WHAT IS ASKED
In the entries below, find the lines with the word "Hidup" and copy them.
********************
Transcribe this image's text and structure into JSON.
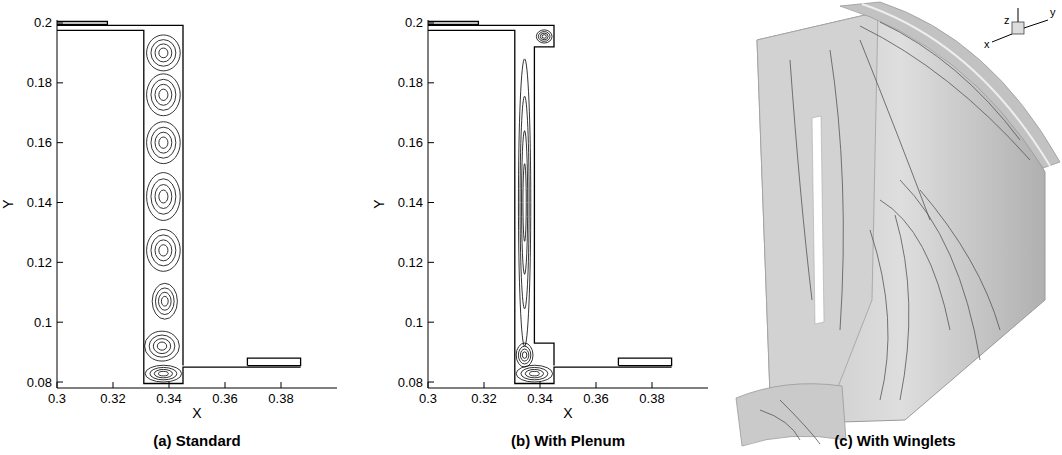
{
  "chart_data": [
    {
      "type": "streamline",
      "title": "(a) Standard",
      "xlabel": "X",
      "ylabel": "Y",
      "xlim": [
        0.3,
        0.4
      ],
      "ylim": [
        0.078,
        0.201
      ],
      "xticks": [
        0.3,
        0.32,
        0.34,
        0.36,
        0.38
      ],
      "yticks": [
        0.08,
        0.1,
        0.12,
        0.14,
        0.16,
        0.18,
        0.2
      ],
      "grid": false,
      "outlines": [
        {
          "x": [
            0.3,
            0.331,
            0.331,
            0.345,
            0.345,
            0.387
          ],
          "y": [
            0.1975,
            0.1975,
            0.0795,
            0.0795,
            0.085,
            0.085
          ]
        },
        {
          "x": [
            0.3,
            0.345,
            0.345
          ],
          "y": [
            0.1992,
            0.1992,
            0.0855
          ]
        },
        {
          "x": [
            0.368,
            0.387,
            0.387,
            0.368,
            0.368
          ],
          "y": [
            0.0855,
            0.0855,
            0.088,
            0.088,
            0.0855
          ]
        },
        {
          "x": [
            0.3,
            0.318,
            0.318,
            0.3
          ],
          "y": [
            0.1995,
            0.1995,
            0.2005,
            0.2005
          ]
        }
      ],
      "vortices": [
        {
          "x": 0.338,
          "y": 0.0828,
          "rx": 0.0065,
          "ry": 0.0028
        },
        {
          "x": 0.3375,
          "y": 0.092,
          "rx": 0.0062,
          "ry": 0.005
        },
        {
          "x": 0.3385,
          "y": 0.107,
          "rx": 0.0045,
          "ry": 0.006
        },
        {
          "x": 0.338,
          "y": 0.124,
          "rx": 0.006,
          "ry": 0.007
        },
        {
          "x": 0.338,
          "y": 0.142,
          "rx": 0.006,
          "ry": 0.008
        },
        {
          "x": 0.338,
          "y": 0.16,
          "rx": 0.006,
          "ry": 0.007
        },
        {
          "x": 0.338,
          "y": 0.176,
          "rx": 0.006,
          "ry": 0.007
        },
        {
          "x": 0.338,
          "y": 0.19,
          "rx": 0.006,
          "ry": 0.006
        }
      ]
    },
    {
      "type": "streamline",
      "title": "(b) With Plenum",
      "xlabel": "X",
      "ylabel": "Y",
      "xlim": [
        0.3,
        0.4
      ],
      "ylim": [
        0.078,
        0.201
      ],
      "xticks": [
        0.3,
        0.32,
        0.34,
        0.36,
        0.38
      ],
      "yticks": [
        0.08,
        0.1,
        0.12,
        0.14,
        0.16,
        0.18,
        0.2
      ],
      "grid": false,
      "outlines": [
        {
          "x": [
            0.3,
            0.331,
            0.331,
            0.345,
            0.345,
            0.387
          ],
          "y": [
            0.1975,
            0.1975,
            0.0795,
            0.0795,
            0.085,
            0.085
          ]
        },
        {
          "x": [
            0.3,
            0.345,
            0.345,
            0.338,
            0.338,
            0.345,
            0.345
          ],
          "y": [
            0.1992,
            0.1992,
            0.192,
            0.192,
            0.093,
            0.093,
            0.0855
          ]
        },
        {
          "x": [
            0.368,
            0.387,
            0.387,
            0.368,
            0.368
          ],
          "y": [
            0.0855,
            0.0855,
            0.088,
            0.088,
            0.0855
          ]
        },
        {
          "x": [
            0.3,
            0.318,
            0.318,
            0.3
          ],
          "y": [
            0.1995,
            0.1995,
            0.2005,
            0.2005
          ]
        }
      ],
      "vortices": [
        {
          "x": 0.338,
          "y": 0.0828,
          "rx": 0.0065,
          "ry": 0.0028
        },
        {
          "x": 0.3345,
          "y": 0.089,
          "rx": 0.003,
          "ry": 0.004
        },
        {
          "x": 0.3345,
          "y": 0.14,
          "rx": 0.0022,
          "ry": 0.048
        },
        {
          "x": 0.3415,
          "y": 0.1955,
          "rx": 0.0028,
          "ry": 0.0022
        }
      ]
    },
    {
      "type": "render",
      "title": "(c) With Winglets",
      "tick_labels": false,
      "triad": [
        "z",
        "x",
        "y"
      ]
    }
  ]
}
********************
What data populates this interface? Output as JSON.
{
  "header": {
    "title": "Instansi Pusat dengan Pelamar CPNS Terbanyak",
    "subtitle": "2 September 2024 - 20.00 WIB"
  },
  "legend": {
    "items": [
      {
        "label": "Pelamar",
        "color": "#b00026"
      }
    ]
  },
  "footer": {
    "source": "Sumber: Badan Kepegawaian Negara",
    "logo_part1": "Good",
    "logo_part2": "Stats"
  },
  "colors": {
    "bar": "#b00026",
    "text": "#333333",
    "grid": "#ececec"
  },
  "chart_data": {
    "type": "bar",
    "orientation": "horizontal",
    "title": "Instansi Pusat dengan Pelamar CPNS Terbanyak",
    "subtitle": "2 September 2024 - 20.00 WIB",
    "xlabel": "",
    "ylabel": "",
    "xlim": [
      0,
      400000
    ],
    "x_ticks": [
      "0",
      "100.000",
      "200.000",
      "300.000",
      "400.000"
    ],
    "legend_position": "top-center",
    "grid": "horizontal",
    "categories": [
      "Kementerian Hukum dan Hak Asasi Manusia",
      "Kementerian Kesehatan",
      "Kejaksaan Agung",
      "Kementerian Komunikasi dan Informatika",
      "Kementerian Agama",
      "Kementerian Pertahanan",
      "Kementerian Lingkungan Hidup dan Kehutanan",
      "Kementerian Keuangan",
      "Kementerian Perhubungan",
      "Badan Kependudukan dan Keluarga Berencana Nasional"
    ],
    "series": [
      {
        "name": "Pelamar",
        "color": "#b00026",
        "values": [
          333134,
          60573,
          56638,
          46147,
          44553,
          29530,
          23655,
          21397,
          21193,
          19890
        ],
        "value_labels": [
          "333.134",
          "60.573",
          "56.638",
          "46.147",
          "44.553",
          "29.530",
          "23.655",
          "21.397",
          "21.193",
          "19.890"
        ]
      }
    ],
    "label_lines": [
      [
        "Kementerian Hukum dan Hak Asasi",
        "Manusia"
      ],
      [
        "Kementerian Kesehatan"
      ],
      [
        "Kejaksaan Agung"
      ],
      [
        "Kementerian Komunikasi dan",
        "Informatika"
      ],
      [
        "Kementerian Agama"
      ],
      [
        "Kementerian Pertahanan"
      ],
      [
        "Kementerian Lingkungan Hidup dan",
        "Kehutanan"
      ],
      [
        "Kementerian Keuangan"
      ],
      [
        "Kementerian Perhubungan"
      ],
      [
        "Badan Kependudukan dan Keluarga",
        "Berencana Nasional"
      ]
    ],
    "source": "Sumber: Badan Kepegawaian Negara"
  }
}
********************
SOLUTION TO THIS EXERCISE
      "Kementerian Lingkungan Hidup dan Kehutanan",
        "Kementerian Lingkungan Hidup dan",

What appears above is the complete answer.